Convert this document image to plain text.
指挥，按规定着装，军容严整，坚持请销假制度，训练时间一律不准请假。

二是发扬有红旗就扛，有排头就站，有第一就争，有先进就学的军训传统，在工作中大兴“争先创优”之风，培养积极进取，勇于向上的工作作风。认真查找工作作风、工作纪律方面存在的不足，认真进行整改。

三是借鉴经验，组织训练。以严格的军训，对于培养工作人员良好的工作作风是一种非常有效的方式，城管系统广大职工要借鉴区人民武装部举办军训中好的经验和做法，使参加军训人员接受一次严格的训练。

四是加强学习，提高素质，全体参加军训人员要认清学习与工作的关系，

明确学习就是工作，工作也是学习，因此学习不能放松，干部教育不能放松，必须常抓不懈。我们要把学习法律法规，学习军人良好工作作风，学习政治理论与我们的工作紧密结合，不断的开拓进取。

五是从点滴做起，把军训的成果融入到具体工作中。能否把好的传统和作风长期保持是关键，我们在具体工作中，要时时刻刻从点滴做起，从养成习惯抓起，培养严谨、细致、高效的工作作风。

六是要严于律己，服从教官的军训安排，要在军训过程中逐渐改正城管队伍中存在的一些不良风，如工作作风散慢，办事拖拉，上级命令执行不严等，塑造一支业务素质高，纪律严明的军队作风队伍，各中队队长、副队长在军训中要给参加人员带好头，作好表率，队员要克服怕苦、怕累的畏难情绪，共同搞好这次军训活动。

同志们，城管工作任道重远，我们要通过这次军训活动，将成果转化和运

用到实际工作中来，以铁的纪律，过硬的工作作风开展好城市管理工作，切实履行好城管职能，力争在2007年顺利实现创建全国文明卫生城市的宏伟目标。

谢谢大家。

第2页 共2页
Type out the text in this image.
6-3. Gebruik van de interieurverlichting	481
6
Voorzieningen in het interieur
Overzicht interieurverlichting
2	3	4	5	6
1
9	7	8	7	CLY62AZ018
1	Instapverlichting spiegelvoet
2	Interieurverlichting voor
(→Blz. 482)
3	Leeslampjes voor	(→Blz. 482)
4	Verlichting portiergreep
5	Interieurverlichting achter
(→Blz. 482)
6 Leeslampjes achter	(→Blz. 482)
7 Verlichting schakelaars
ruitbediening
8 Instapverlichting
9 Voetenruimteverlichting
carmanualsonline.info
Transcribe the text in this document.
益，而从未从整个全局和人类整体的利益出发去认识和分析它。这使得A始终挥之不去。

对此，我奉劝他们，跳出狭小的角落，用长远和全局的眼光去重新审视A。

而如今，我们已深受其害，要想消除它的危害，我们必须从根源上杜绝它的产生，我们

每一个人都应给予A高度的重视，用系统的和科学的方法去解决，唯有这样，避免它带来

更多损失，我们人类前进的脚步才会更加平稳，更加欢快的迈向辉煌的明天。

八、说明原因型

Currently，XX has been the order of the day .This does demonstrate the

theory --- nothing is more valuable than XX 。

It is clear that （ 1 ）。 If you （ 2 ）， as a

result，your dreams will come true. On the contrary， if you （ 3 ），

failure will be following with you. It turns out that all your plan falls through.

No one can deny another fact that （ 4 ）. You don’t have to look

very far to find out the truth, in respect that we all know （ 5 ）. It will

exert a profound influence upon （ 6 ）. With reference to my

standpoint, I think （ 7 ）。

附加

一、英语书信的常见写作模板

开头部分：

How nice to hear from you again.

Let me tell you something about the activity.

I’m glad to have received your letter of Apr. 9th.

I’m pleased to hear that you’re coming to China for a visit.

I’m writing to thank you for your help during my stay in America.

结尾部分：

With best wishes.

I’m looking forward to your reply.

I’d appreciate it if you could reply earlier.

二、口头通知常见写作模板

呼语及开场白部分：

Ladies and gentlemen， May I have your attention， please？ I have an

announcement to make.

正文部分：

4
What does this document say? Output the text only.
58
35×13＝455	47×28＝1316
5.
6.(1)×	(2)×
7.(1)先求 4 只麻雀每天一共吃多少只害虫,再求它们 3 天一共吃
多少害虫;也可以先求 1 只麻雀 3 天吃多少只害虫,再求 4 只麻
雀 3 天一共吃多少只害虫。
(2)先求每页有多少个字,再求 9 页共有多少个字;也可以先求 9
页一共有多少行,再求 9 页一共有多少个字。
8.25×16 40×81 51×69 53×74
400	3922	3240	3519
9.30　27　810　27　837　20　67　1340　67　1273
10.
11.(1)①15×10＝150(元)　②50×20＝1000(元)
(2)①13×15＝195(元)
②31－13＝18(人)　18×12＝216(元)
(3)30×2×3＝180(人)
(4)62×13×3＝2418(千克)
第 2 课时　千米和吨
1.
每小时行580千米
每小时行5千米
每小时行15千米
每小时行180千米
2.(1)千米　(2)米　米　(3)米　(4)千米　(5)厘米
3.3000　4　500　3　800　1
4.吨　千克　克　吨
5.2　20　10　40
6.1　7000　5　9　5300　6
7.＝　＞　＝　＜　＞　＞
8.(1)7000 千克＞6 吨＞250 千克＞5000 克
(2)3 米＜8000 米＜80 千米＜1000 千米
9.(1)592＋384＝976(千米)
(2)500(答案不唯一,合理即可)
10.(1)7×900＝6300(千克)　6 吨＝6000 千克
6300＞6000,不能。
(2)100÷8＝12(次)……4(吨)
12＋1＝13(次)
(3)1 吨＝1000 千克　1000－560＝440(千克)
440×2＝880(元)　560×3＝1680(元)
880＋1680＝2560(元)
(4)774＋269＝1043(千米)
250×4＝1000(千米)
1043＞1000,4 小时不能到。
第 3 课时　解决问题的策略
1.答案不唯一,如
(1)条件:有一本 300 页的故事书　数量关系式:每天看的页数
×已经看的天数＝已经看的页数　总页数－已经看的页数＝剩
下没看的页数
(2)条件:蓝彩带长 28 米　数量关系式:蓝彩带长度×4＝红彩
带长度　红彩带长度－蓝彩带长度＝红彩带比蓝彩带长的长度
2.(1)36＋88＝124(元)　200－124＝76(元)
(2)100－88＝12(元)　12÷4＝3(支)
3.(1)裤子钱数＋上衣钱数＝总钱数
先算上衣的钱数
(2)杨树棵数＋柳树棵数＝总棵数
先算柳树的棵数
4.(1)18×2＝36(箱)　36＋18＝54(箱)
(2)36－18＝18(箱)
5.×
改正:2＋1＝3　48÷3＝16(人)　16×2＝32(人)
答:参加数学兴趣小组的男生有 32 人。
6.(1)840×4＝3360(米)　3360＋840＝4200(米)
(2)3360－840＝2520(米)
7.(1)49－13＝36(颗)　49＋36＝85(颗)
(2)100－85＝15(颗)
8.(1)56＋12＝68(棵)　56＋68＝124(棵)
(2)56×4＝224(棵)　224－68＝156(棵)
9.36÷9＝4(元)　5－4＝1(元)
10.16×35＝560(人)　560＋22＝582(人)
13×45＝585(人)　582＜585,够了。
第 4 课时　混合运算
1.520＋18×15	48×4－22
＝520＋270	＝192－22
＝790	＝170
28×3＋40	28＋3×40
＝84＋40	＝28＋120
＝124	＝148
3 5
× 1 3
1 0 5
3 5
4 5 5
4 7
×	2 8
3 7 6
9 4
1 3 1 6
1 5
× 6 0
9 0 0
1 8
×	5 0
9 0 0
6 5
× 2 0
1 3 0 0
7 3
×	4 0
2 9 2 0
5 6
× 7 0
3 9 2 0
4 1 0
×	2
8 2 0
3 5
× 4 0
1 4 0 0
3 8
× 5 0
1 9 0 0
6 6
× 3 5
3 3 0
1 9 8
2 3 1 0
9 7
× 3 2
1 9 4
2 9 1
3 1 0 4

**Request**: From the records above, extract every line exactly as it stands.

**Exercise output**:
Convert this document image to plain text.
指挥，按规定着装，军容严整，坚持请销假制度，训练时间一律不准请假。

二是发扬有红旗就扛，有排头就站，有第一就争，有先进就学的军训传统，在工作中大兴“争先创优”之风，培养积极进取，勇于向上的工作作风。认真查找工作作风、工作纪律方面存在的不足，认真进行整改。

三是借鉴经验，组织训练。以严格的军训，对于培养工作人员良好的工作作风是一种非常有效的方式，城管系统广大职工要借鉴区人民武装部举办军训中好的经验和做法，使参加军训人员接受一次严格的训练。

四是加强学习，提高素质，全体参加军训人员要认清学习与工作的关系，

明确学习就是工作，工作也是学习，因此学习不能放松，干部教育不能放松，必须常抓不懈。我们要把学习法律法规，学习军人良好工作作风，学习政治理论与我们的工作紧密结合，不断的开拓进取。

五是从点滴做起，把军训的成果融入到具体工作中。能否把好的传统和作风长期保持是关键，我们在具体工作中，要时时刻刻从点滴做起，从养成习惯抓起，培养严谨、细致、高效的工作作风。

六是要严于律己，服从教官的军训安排，要在军训过程中逐渐改正城管队伍中存在的一些不良风，如工作作风散慢，办事拖拉，上级命令执行不严等，塑造一支业务素质高，纪律严明的军队作风队伍，各中队队长、副队长在军训中要给参加人员带好头，作好表率，队员要克服怕苦、怕累的畏难情绪，共同搞好这次军训活动。

同志们，城管工作任道重远，我们要通过这次军训活动，将成果转化和运

用到实际工作中来，以铁的纪律，过硬的工作作风开展好城市管理工作，切实履行好城管职能，力争在2007年顺利实现创建全国文明卫生城市的宏伟目标。

谢谢大家。

第2页 共2页
Type out the text in this image.
6-3. Gebruik van de interieurverlichting	481
6
Voorzieningen in het interieur
Overzicht interieurverlichting
2	3	4	5	6
1
9	7	8	7	CLY62AZ018
1	Instapverlichting spiegelvoet
2	Interieurverlichting voor
(→Blz. 482)
3	Leeslampjes voor	(→Blz. 482)
4	Verlichting portiergreep
5	Interieurverlichting achter
(→Blz. 482)
6 Leeslampjes achter	(→Blz. 482)
7 Verlichting schakelaars
ruitbediening
8 Instapverlichting
9 Voetenruimteverlichting
carmanualsonline.info
Transcribe the text in this document.
益，而从未从整个全局和人类整体的利益出发去认识和分析它。这使得A始终挥之不去。

对此，我奉劝他们，跳出狭小的角落，用长远和全局的眼光去重新审视A。

而如今，我们已深受其害，要想消除它的危害，我们必须从根源上杜绝它的产生，我们

每一个人都应给予A高度的重视，用系统的和科学的方法去解决，唯有这样，避免它带来

更多损失，我们人类前进的脚步才会更加平稳，更加欢快的迈向辉煌的明天。

八、说明原因型

Currently，XX has been the order of the day .This does demonstrate the

theory --- nothing is more valuable than XX 。

It is clear that （ 1 ）。 If you （ 2 ）， as a

result，your dreams will come true. On the contrary， if you （ 3 ），

failure will be following with you. It turns out that all your plan falls through.

No one can deny another fact that （ 4 ）. You don’t have to look

very far to find out the truth, in respect that we all know （ 5 ）. It will

exert a profound influence upon （ 6 ）. With reference to my

standpoint, I think （ 7 ）。

附加

一、英语书信的常见写作模板

开头部分：

How nice to hear from you again.

Let me tell you something about the activity.

I’m glad to have received your letter of Apr. 9th.

I’m pleased to hear that you’re coming to China for a visit.

I’m writing to thank you for your help during my stay in America.

结尾部分：

With best wishes.

I’m looking forward to your reply.

I’d appreciate it if you could reply earlier.

二、口头通知常见写作模板

呼语及开场白部分：

Ladies and gentlemen， May I have your attention， please？ I have an

announcement to make.

正文部分：

4
What does this document say? Output the text only.
58
35×13＝455	47×28＝1316
5.
6.(1)×	(2)×
7.(1)先求 4 只麻雀每天一共吃多少只害虫,再求它们 3 天一共吃
多少害虫;也可以先求 1 只麻雀 3 天吃多少只害虫,再求 4 只麻
雀 3 天一共吃多少只害虫。
(2)先求每页有多少个字,再求 9 页共有多少个字;也可以先求 9
页一共有多少行,再求 9 页一共有多少个字。
8.25×16 40×81 51×69 53×74
400	3922	3240	3519
9.30　27　810　27　837　20　67　1340　67　1273
10.
11.(1)①15×10＝150(元)　②50×20＝1000(元)
(2)①13×15＝195(元)
②31－13＝18(人)　18×12＝216(元)
(3)30×2×3＝180(人)
(4)62×13×3＝2418(千克)
第 2 课时　千米和吨
1.
每小时行580千米
每小时行5千米
每小时行15千米
每小时行180千米
2.(1)千米　(2)米　米　(3)米　(4)千米　(5)厘米
3.3000　4　500　3　800　1
4.吨　千克　克　吨
5.2　20　10　40
6.1　7000　5　9　5300　6
7.＝　＞　＝　＜　＞　＞
8.(1)7000 千克＞6 吨＞250 千克＞5000 克
(2)3 米＜8000 米＜80 千米＜1000 千米
9.(1)592＋384＝976(千米)
(2)500(答案不唯一,合理即可)
10.(1)7×900＝6300(千克)　6 吨＝6000 千克
6300＞6000,不能。
(2)100÷8＝12(次)……4(吨)
12＋1＝13(次)
(3)1 吨＝1000 千克　1000－560＝440(千克)
440×2＝880(元)　560×3＝1680(元)
880＋1680＝2560(元)
(4)774＋269＝1043(千米)
250×4＝1000(千米)
1043＞1000,4 小时不能到。
第 3 课时　解决问题的策略
1.答案不唯一,如
(1)条件:有一本 300 页的故事书　数量关系式:每天看的页数
×已经看的天数＝已经看的页数　总页数－已经看的页数＝剩
下没看的页数
(2)条件:蓝彩带长 28 米　数量关系式:蓝彩带长度×4＝红彩
带长度　红彩带长度－蓝彩带长度＝红彩带比蓝彩带长的长度
2.(1)36＋88＝124(元)　200－124＝76(元)
(2)100－88＝12(元)　12÷4＝3(支)
3.(1)裤子钱数＋上衣钱数＝总钱数
先算上衣的钱数
(2)杨树棵数＋柳树棵数＝总棵数
先算柳树的棵数
4.(1)18×2＝36(箱)　36＋18＝54(箱)
(2)36－18＝18(箱)
5.×
改正:2＋1＝3　48÷3＝16(人)　16×2＝32(人)
答:参加数学兴趣小组的男生有 32 人。
6.(1)840×4＝3360(米)　3360＋840＝4200(米)
(2)3360－840＝2520(米)
7.(1)49－13＝36(颗)　49＋36＝85(颗)
(2)100－85＝15(颗)
8.(1)56＋12＝68(棵)　56＋68＝124(棵)
(2)56×4＝224(棵)　224－68＝156(棵)
9.36÷9＝4(元)　5－4＝1(元)
10.16×35＝560(人)　560＋22＝582(人)
13×45＝585(人)　582＜585,够了。
第 4 课时　混合运算
1.520＋18×15	48×4－22
＝520＋270	＝192－22
＝790	＝170
28×3＋40	28＋3×40
＝84＋40	＝28＋120
＝124	＝148
3 5
× 1 3
1 0 5
3 5
4 5 5
4 7
×	2 8
3 7 6
9 4
1 3 1 6
1 5
× 6 0
9 0 0
1 8
×	5 0
9 0 0
6 5
× 2 0
1 3 0 0
7 3
×	4 0
2 9 2 0
5 6
× 7 0
3 9 2 0
4 1 0
×	2
8 2 0
3 5
× 4 0
1 4 0 0
3 8
× 5 0
1 9 0 0
6 6
× 3 5
3 3 0
1 9 8
2 3 1 0
9 7
× 3 2
1 9 4
2 9 1
3 1 0 4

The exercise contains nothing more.